Problem details ->
Output each entry exactly; skip nothing.

Data provided ->
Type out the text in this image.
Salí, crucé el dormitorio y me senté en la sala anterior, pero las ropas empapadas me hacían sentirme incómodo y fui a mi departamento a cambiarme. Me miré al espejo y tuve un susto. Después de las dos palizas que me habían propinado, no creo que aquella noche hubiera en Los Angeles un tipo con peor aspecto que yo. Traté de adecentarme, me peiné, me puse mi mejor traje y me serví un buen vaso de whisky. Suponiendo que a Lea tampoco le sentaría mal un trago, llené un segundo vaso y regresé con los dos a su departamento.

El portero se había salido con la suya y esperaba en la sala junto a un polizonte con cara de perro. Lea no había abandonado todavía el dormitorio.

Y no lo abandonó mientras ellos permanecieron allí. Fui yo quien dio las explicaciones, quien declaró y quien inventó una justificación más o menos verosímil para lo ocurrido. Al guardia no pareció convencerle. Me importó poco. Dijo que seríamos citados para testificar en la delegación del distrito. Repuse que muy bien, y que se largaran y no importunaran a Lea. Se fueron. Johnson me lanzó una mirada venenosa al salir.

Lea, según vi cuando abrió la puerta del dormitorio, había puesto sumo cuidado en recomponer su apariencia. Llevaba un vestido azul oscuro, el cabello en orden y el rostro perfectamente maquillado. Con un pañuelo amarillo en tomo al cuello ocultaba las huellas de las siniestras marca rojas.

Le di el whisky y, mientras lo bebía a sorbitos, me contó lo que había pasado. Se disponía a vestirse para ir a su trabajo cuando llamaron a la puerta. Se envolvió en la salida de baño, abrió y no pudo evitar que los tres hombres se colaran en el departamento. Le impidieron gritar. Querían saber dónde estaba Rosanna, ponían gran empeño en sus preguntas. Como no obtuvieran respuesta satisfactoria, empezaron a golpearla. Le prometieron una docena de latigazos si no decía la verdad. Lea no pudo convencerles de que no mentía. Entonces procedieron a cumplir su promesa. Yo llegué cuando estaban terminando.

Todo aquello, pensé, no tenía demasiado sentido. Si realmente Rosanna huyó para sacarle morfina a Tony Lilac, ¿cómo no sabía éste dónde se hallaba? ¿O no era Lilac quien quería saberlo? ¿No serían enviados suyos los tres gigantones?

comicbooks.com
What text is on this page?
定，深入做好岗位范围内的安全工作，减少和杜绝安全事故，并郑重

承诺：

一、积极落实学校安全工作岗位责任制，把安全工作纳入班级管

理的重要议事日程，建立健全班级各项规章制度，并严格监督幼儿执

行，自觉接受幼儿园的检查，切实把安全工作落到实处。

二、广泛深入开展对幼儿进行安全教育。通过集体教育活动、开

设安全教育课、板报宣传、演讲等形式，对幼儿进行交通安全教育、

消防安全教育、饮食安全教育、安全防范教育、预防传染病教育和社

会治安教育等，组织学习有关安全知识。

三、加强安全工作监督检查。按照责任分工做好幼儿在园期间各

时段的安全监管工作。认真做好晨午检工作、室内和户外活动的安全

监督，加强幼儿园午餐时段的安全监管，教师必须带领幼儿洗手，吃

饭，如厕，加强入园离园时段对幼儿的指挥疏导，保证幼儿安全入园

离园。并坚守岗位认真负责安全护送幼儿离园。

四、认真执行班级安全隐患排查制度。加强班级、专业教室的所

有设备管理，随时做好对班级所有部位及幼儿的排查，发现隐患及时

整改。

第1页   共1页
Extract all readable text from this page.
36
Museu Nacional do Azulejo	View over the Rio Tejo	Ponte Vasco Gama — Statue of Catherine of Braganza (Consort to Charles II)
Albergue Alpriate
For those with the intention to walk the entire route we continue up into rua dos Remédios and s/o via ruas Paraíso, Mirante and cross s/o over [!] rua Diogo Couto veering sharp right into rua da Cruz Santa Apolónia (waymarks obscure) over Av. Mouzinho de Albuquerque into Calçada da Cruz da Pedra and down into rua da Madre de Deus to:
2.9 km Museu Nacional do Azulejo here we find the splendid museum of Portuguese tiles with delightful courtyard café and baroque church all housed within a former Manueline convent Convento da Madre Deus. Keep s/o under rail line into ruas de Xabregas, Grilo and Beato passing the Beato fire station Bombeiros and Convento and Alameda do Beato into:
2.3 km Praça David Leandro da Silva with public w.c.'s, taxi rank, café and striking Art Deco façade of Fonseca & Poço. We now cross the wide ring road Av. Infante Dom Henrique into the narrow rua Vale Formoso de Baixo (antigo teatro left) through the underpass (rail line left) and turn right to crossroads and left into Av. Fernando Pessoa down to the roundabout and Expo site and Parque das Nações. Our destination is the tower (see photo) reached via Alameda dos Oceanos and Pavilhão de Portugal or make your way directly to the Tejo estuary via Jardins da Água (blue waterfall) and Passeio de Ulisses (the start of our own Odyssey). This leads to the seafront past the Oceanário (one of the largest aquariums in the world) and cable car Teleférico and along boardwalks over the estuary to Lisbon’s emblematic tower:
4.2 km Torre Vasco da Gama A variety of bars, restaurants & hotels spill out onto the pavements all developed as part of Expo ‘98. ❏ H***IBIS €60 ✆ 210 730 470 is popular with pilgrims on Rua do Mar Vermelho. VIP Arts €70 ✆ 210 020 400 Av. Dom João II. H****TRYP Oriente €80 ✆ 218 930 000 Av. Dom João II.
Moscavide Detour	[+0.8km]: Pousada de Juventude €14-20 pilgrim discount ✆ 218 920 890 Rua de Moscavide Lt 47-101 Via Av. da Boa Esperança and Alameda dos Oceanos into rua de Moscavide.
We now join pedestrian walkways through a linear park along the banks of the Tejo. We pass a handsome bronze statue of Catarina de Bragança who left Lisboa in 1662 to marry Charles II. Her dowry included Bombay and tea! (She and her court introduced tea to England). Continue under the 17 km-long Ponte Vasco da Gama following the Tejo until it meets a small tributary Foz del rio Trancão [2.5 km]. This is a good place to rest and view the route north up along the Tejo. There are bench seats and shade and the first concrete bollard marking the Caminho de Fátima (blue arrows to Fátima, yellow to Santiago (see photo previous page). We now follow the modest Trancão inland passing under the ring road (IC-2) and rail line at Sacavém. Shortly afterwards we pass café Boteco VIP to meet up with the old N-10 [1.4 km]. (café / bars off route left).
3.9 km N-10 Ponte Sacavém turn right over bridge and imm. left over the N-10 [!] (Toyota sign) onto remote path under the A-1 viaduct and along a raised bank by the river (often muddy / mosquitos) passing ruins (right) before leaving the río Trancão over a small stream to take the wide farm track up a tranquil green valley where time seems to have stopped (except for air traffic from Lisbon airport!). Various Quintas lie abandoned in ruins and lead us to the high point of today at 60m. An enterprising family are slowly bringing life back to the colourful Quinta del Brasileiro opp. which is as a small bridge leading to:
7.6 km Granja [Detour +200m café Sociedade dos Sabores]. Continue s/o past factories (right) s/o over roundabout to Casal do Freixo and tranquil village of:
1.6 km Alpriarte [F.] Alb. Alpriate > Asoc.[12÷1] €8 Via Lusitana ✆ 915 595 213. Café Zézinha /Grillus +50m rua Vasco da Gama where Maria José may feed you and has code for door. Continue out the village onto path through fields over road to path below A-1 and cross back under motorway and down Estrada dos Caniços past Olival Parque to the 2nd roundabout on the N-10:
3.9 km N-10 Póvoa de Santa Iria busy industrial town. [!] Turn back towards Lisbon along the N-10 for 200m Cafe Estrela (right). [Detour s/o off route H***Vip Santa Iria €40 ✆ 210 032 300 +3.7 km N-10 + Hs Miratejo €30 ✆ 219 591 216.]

Output below ->
Type out the text in this image.
Salí, crucé el dormitorio y me senté en la sala anterior, pero las ropas empapadas me hacían sentirme incómodo y fui a mi departamento a cambiarme. Me miré al espejo y tuve un susto. Después de las dos palizas que me habían propinado, no creo que aquella noche hubiera en Los Angeles un tipo con peor aspecto que yo. Traté de adecentarme, me peiné, me puse mi mejor traje y me serví un buen vaso de whisky. Suponiendo que a Lea tampoco le sentaría mal un trago, llené un segundo vaso y regresé con los dos a su departamento.

El portero se había salido con la suya y esperaba en la sala junto a un polizonte con cara de perro. Lea no había abandonado todavía el dormitorio.

Y no lo abandonó mientras ellos permanecieron allí. Fui yo quien dio las explicaciones, quien declaró y quien inventó una justificación más o menos verosímil para lo ocurrido. Al guardia no pareció convencerle. Me importó poco. Dijo que seríamos citados para testificar en la delegación del distrito. Repuse que muy bien, y que se largaran y no importunaran a Lea. Se fueron. Johnson me lanzó una mirada venenosa al salir.

Lea, según vi cuando abrió la puerta del dormitorio, había puesto sumo cuidado en recomponer su apariencia. Llevaba un vestido azul oscuro, el cabello en orden y el rostro perfectamente maquillado. Con un pañuelo amarillo en tomo al cuello ocultaba las huellas de las siniestras marca rojas.

Le di el whisky y, mientras lo bebía a sorbitos, me contó lo que había pasado. Se disponía a vestirse para ir a su trabajo cuando llamaron a la puerta. Se envolvió en la salida de baño, abrió y no pudo evitar que los tres hombres se colaran en el departamento. Le impidieron gritar. Querían saber dónde estaba Rosanna, ponían gran empeño en sus preguntas. Como no obtuvieran respuesta satisfactoria, empezaron a golpearla. Le prometieron una docena de latigazos si no decía la verdad. Lea no pudo convencerles de que no mentía. Entonces procedieron a cumplir su promesa. Yo llegué cuando estaban terminando.

Todo aquello, pensé, no tenía demasiado sentido. Si realmente Rosanna huyó para sacarle morfina a Tony Lilac, ¿cómo no sabía éste dónde se hallaba? ¿O no era Lilac quien quería saberlo? ¿No serían enviados suyos los tres gigantones?

comicbooks.com
What text is on this page?
定，深入做好岗位范围内的安全工作，减少和杜绝安全事故，并郑重

承诺：

一、积极落实学校安全工作岗位责任制，把安全工作纳入班级管

理的重要议事日程，建立健全班级各项规章制度，并严格监督幼儿执

行，自觉接受幼儿园的检查，切实把安全工作落到实处。

二、广泛深入开展对幼儿进行安全教育。通过集体教育活动、开

设安全教育课、板报宣传、演讲等形式，对幼儿进行交通安全教育、

消防安全教育、饮食安全教育、安全防范教育、预防传染病教育和社

会治安教育等，组织学习有关安全知识。

三、加强安全工作监督检查。按照责任分工做好幼儿在园期间各

时段的安全监管工作。认真做好晨午检工作、室内和户外活动的安全

监督，加强幼儿园午餐时段的安全监管，教师必须带领幼儿洗手，吃

饭，如厕，加强入园离园时段对幼儿的指挥疏导，保证幼儿安全入园

离园。并坚守岗位认真负责安全护送幼儿离园。

四、认真执行班级安全隐患排查制度。加强班级、专业教室的所

有设备管理，随时做好对班级所有部位及幼儿的排查，发现隐患及时

整改。

第1页   共1页
Extract all readable text from this page.
36
Museu Nacional do Azulejo	View over the Rio Tejo	Ponte Vasco Gama — Statue of Catherine of Braganza (Consort to Charles II)
Albergue Alpriate
For those with the intention to walk the entire route we continue up into rua dos Remédios and s/o via ruas Paraíso, Mirante and cross s/o over [!] rua Diogo Couto veering sharp right into rua da Cruz Santa Apolónia (waymarks obscure) over Av. Mouzinho de Albuquerque into Calçada da Cruz da Pedra and down into rua da Madre de Deus to:
2.9 km Museu Nacional do Azulejo here we find the splendid museum of Portuguese tiles with delightful courtyard café and baroque church all housed within a former Manueline convent Convento da Madre Deus. Keep s/o under rail line into ruas de Xabregas, Grilo and Beato passing the Beato fire station Bombeiros and Convento and Alameda do Beato into:
2.3 km Praça David Leandro da Silva with public w.c.'s, taxi rank, café and striking Art Deco façade of Fonseca & Poço. We now cross the wide ring road Av. Infante Dom Henrique into the narrow rua Vale Formoso de Baixo (antigo teatro left) through the underpass (rail line left) and turn right to crossroads and left into Av. Fernando Pessoa down to the roundabout and Expo site and Parque das Nações. Our destination is the tower (see photo) reached via Alameda dos Oceanos and Pavilhão de Portugal or make your way directly to the Tejo estuary via Jardins da Água (blue waterfall) and Passeio de Ulisses (the start of our own Odyssey). This leads to the seafront past the Oceanário (one of the largest aquariums in the world) and cable car Teleférico and along boardwalks over the estuary to Lisbon’s emblematic tower:
4.2 km Torre Vasco da Gama A variety of bars, restaurants & hotels spill out onto the pavements all developed as part of Expo ‘98. ❏ H***IBIS €60 ✆ 210 730 470 is popular with pilgrims on Rua do Mar Vermelho. VIP Arts €70 ✆ 210 020 400 Av. Dom João II. H****TRYP Oriente €80 ✆ 218 930 000 Av. Dom João II.
Moscavide Detour	[+0.8km]: Pousada de Juventude €14-20 pilgrim discount ✆ 218 920 890 Rua de Moscavide Lt 47-101 Via Av. da Boa Esperança and Alameda dos Oceanos into rua de Moscavide.
We now join pedestrian walkways through a linear park along the banks of the Tejo. We pass a handsome bronze statue of Catarina de Bragança who left Lisboa in 1662 to marry Charles II. Her dowry included Bombay and tea! (She and her court introduced tea to England). Continue under the 17 km-long Ponte Vasco da Gama following the Tejo until it meets a small tributary Foz del rio Trancão [2.5 km]. This is a good place to rest and view the route north up along the Tejo. There are bench seats and shade and the first concrete bollard marking the Caminho de Fátima (blue arrows to Fátima, yellow to Santiago (see photo previous page). We now follow the modest Trancão inland passing under the ring road (IC-2) and rail line at Sacavém. Shortly afterwards we pass café Boteco VIP to meet up with the old N-10 [1.4 km]. (café / bars off route left).
3.9 km N-10 Ponte Sacavém turn right over bridge and imm. left over the N-10 [!] (Toyota sign) onto remote path under the A-1 viaduct and along a raised bank by the river (often muddy / mosquitos) passing ruins (right) before leaving the río Trancão over a small stream to take the wide farm track up a tranquil green valley where time seems to have stopped (except for air traffic from Lisbon airport!). Various Quintas lie abandoned in ruins and lead us to the high point of today at 60m. An enterprising family are slowly bringing life back to the colourful Quinta del Brasileiro opp. which is as a small bridge leading to:
7.6 km Granja [Detour +200m café Sociedade dos Sabores]. Continue s/o past factories (right) s/o over roundabout to Casal do Freixo and tranquil village of:
1.6 km Alpriarte [F.] Alb. Alpriate > Asoc.[12÷1] €8 Via Lusitana ✆ 915 595 213. Café Zézinha /Grillus +50m rua Vasco da Gama where Maria José may feed you and has code for door. Continue out the village onto path through fields over road to path below A-1 and cross back under motorway and down Estrada dos Caniços past Olival Parque to the 2nd roundabout on the N-10:
3.9 km N-10 Póvoa de Santa Iria busy industrial town. [!] Turn back towards Lisbon along the N-10 for 200m Cafe Estrela (right). [Detour s/o off route H***Vip Santa Iria €40 ✆ 210 032 300 +3.7 km N-10 + Hs Miratejo €30 ✆ 219 591 216.]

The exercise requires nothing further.